• **PAGE EXCERPT**
— BEGIN —
Repository: incubator-airflow
Updated Branches:
  refs/heads/master e48b8e36a -> 67b351183


[AIRFLOW-2448] Enhance HiveCliHook.load_df to work with datetime

HiveCliHook.load_df can not handle DataFrame
which contains datetime for now.
This PR enhances it to work with datetime,
fixes some bug introduced by AIRFLOW-2441,
and addresses some flake8 issues.

Closes #3364 from sekikn/AIRFLOW-2448


Project: http://git-wip-us.apache.org/repos/asf/incubator-airflow/repo
Commit: http://git-wip-us.apache.org/repos/asf/incubator-airflow/commit/67b35118
Tree: http://git-wip-us.apache.org/repos/asf/incubator-airflow/tree/67b35118
Diff: http://git-wip-us.apache.org/repos/asf/incubator-airflow/diff/67b35118

Branch: refs/heads/master
Commit: 67b351183b0f85e9484f1f7f70e0b46300753b60
Parents: e48b8e3
Author: Kengo Seki <sek...@apache.org>
Authored: Sat May 19 16:59:44 2018 +0100
Committer: Kaxil Naik <kaxiln...@apache.org>
Committed: Sat May 19 17:00:47 2018 +0100

----------------------------------------------------------------------
 airflow/hooks/hive_hooks.py   | 30 +++++++++++++++----------
 tests/hooks/test_hive_hook.py | 45 +++++++++++++++++++++++++++++++++++++-
 2 files changed, 62 insertions(+), 13 deletions(-)
— END —
• **RECORDED INFORMATION**
— BEGIN —
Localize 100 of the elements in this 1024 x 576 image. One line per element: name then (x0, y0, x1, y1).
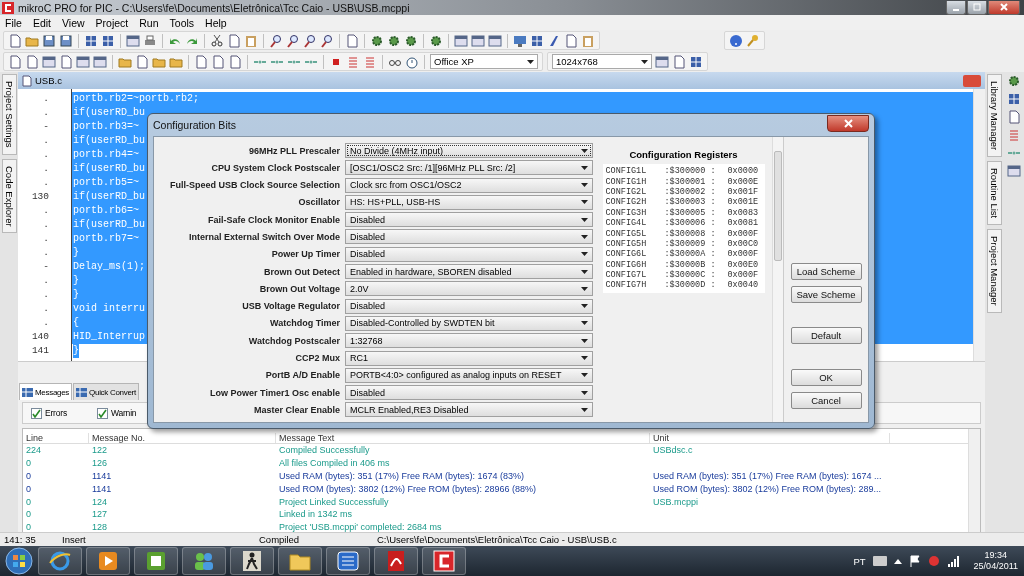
— END —
• **OBJECTIVE 1**
Retype the commit notice from "[AIRFLOW-2448] Enhance HiveCliHook.load_df" to "some flake8 issues.".
• **OBJECTIVE 2**
For each statement, answer yes or no on whether it agrees with the commit notice, and quote the words that decide it: (a) The change closes pull request #3364. (b) Kengo Seki is listed as the committer. (c) The change touched three files.

• **FULL SOLUTION 1**
[AIRFLOW-2448] Enhance HiveCliHook.load_df to work with datetime

HiveCliHook.load_df can not handle DataFrame
which contains datetime for now.
This PR enhances it to work with datetime,
fixes some bug introduced by AIRFLOW-2441,
and addresses some flake8 issues.

• **FULL SOLUTION 2**
(a) Yes: "Closes #3364 from sekikn/AIRFLOW-2448"
(b) No: "Committer: Kaxil Naik"
(c) No: "2 files changed"